Goal:
Repeat the entries below exactly as they appear, with no pictures.

(Extracts from a graphics dataset)
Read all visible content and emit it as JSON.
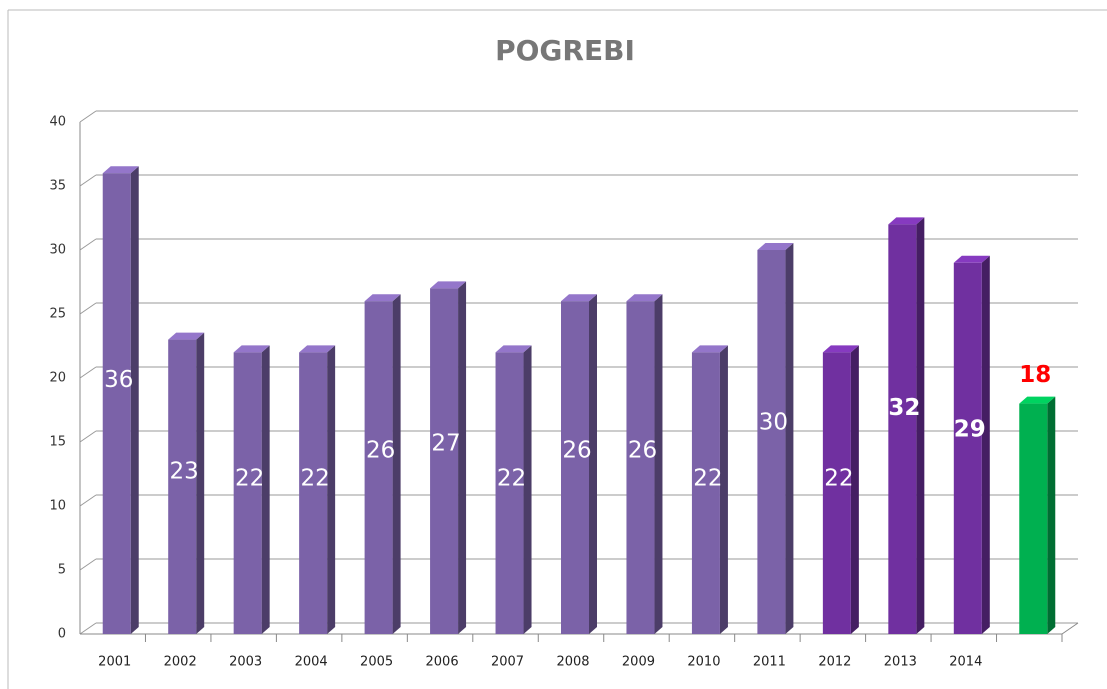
{
  "chart_data": {
    "type": "bar3d",
    "title": "POGREBI",
    "categories": [
      "2001",
      "2002",
      "2003",
      "2004",
      "2005",
      "2006",
      "2007",
      "2008",
      "2009",
      "2010",
      "2011",
      "2012",
      "2013",
      "2014",
      null
    ],
    "values": [
      36,
      23,
      22,
      22,
      26,
      27,
      22,
      26,
      26,
      22,
      30,
      22,
      32,
      29,
      18
    ],
    "colors": [
      "#7b62a8",
      "#7b62a8",
      "#7b62a8",
      "#7b62a8",
      "#7b62a8",
      "#7b62a8",
      "#7b62a8",
      "#7b62a8",
      "#7b62a8",
      "#7b62a8",
      "#7b62a8",
      "#7030a0",
      "#7030a0",
      "#7030a0",
      "#00b050"
    ],
    "label_colors": [
      "#ffffff",
      "#ffffff",
      "#ffffff",
      "#ffffff",
      "#ffffff",
      "#ffffff",
      "#ffffff",
      "#ffffff",
      "#ffffff",
      "#ffffff",
      "#ffffff",
      "#ffffff",
      "#ffffff",
      "#ffffff",
      "#ff0000"
    ],
    "ylim": [
      0,
      40
    ],
    "yticks": [
      0,
      5,
      10,
      15,
      20,
      25,
      30,
      35,
      40
    ],
    "grid": true
  }
}
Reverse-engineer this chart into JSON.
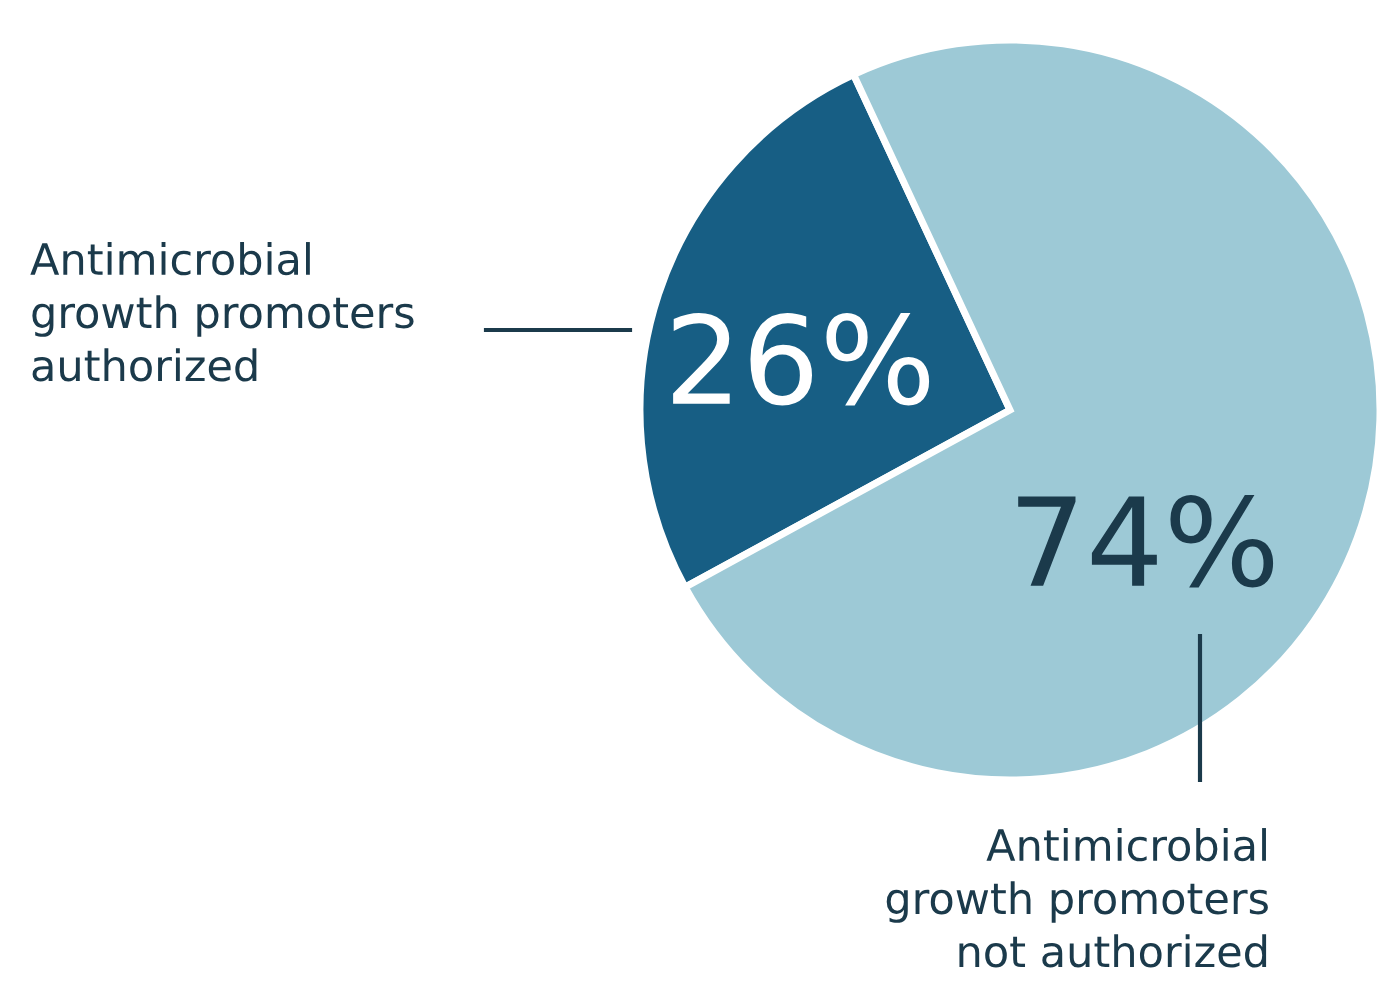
{
  "chart_data": {
    "type": "pie",
    "categories": [
      "Antimicrobial\ngrowth promoters\nauthorized",
      "Antimicrobial\ngrowth promoters\nnot authorized"
    ],
    "values": [
      26,
      74
    ],
    "colors": [
      "#175e84",
      "#9dc9d6"
    ],
    "value_labels": [
      "26%",
      "74%"
    ],
    "legend": false
  }
}
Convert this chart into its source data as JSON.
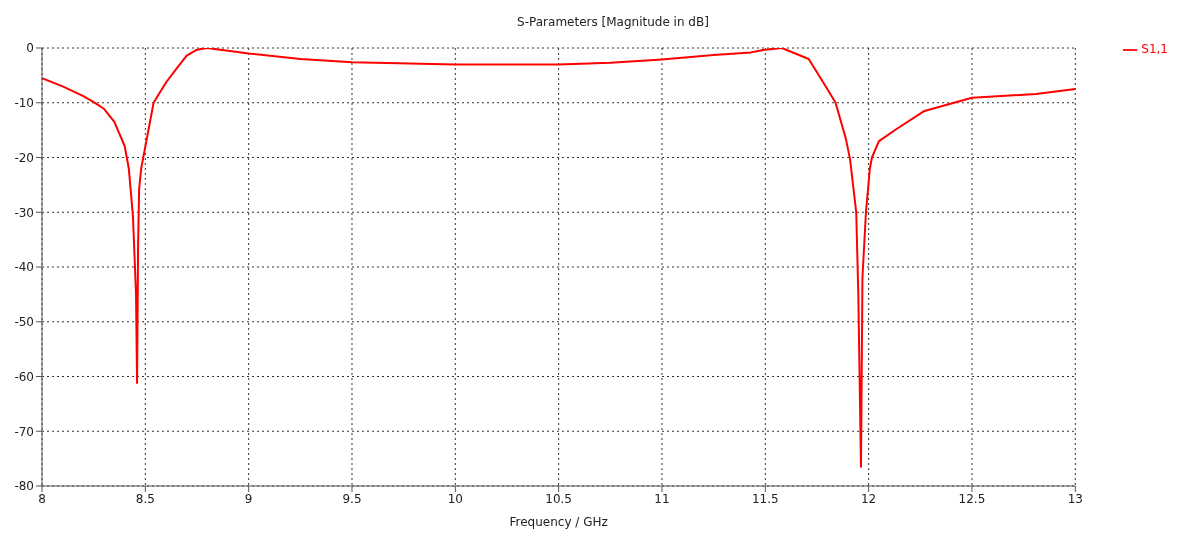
{
  "chart_data": {
    "type": "line",
    "title": "S-Parameters [Magnitude in dB]",
    "xlabel": "Frequency / GHz",
    "x": [
      8,
      8.1,
      8.2,
      8.25,
      8.3,
      8.35,
      8.4,
      8.42,
      8.44,
      8.455,
      8.46,
      8.465,
      8.47,
      8.48,
      8.49,
      8.54,
      8.6,
      8.65,
      8.7,
      8.75,
      8.8,
      9,
      9.25,
      9.5,
      10,
      10.5,
      10.75,
      11,
      11.25,
      11.43,
      11.5,
      11.58,
      11.71,
      11.8,
      11.84,
      11.89,
      11.91,
      11.94,
      11.95,
      11.963,
      11.97,
      11.987,
      12.006,
      12.016,
      12.05,
      12.135,
      12.27,
      12.5,
      12.81,
      13
    ],
    "series": [
      {
        "name": "S1,1",
        "color": "#ff0000",
        "values": [
          -5.5,
          -7,
          -8.8,
          -9.9,
          -11.1,
          -13.5,
          -17.9,
          -22,
          -30.7,
          -45,
          -61.2,
          -36,
          -25.8,
          -22,
          -20,
          -10,
          -6.3,
          -3.8,
          -1.4,
          -0.3,
          0,
          -1,
          -2,
          -2.6,
          -3,
          -3,
          -2.7,
          -2.1,
          -1.3,
          -0.8,
          -0.3,
          0,
          -2,
          -7.5,
          -10,
          -16.6,
          -20.3,
          -30,
          -45,
          -76.5,
          -42,
          -30,
          -22,
          -20,
          -17,
          -14.8,
          -11.5,
          -9.1,
          -8.4,
          -7.5
        ]
      }
    ],
    "xlim": [
      8,
      13
    ],
    "xticks": [
      8,
      8.5,
      9,
      9.5,
      10,
      10.5,
      11,
      11.5,
      12,
      12.5,
      13
    ],
    "ylim": [
      -80,
      0
    ],
    "yticks": [
      -80,
      -70,
      -60,
      -50,
      -40,
      -30,
      -20,
      -10,
      0
    ],
    "grid": true,
    "legend": "top right",
    "line_style": "solid"
  }
}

Problem solution:
Read all visible content and emit it as JSON.
{
  "chart_data": {
    "type": "bar3d",
    "title": "POGREBI",
    "categories": [
      "2001",
      "2002",
      "2003",
      "2004",
      "2005",
      "2006",
      "2007",
      "2008",
      "2009",
      "2010",
      "2011",
      "2012",
      "2013",
      "2014",
      null
    ],
    "values": [
      36,
      23,
      22,
      22,
      26,
      27,
      22,
      26,
      26,
      22,
      30,
      22,
      32,
      29,
      18
    ],
    "colors": [
      "#7b62a8",
      "#7b62a8",
      "#7b62a8",
      "#7b62a8",
      "#7b62a8",
      "#7b62a8",
      "#7b62a8",
      "#7b62a8",
      "#7b62a8",
      "#7b62a8",
      "#7b62a8",
      "#7030a0",
      "#7030a0",
      "#7030a0",
      "#00b050"
    ],
    "label_colors": [
      "#ffffff",
      "#ffffff",
      "#ffffff",
      "#ffffff",
      "#ffffff",
      "#ffffff",
      "#ffffff",
      "#ffffff",
      "#ffffff",
      "#ffffff",
      "#ffffff",
      "#ffffff",
      "#ffffff",
      "#ffffff",
      "#ff0000"
    ],
    "ylim": [
      0,
      40
    ],
    "yticks": [
      0,
      5,
      10,
      15,
      20,
      25,
      30,
      35,
      40
    ],
    "grid": true
  }
}
Reverse-engineer this chart into JSON.
{
  "chart_data": {
    "type": "pie",
    "categories": [
      "Antimicrobial\ngrowth promoters\nauthorized",
      "Antimicrobial\ngrowth promoters\nnot authorized"
    ],
    "values": [
      26,
      74
    ],
    "colors": [
      "#175e84",
      "#9dc9d6"
    ],
    "value_labels": [
      "26%",
      "74%"
    ],
    "legend": false
  }
}
Convert this chart into its source data as JSON.
{
  "chart_data": {
    "type": "line",
    "title": "S-Parameters [Magnitude in dB]",
    "xlabel": "Frequency / GHz",
    "x": [
      8,
      8.1,
      8.2,
      8.25,
      8.3,
      8.35,
      8.4,
      8.42,
      8.44,
      8.455,
      8.46,
      8.465,
      8.47,
      8.48,
      8.49,
      8.54,
      8.6,
      8.65,
      8.7,
      8.75,
      8.8,
      9,
      9.25,
      9.5,
      10,
      10.5,
      10.75,
      11,
      11.25,
      11.43,
      11.5,
      11.58,
      11.71,
      11.8,
      11.84,
      11.89,
      11.91,
      11.94,
      11.95,
      11.963,
      11.97,
      11.987,
      12.006,
      12.016,
      12.05,
      12.135,
      12.27,
      12.5,
      12.81,
      13
    ],
    "series": [
      {
        "name": "S1,1",
        "color": "#ff0000",
        "values": [
          -5.5,
          -7,
          -8.8,
          -9.9,
          -11.1,
          -13.5,
          -17.9,
          -22,
          -30.7,
          -45,
          -61.2,
          -36,
          -25.8,
          -22,
          -20,
          -10,
          -6.3,
          -3.8,
          -1.4,
          -0.3,
          0,
          -1,
          -2,
          -2.6,
          -3,
          -3,
          -2.7,
          -2.1,
          -1.3,
          -0.8,
          -0.3,
          0,
          -2,
          -7.5,
          -10,
          -16.6,
          -20.3,
          -30,
          -45,
          -76.5,
          -42,
          -30,
          -22,
          -20,
          -17,
          -14.8,
          -11.5,
          -9.1,
          -8.4,
          -7.5
        ]
      }
    ],
    "xlim": [
      8,
      13
    ],
    "xticks": [
      8,
      8.5,
      9,
      9.5,
      10,
      10.5,
      11,
      11.5,
      12,
      12.5,
      13
    ],
    "ylim": [
      -80,
      0
    ],
    "yticks": [
      -80,
      -70,
      -60,
      -50,
      -40,
      -30,
      -20,
      -10,
      0
    ],
    "grid": true,
    "legend": "top right",
    "line_style": "solid"
  }
}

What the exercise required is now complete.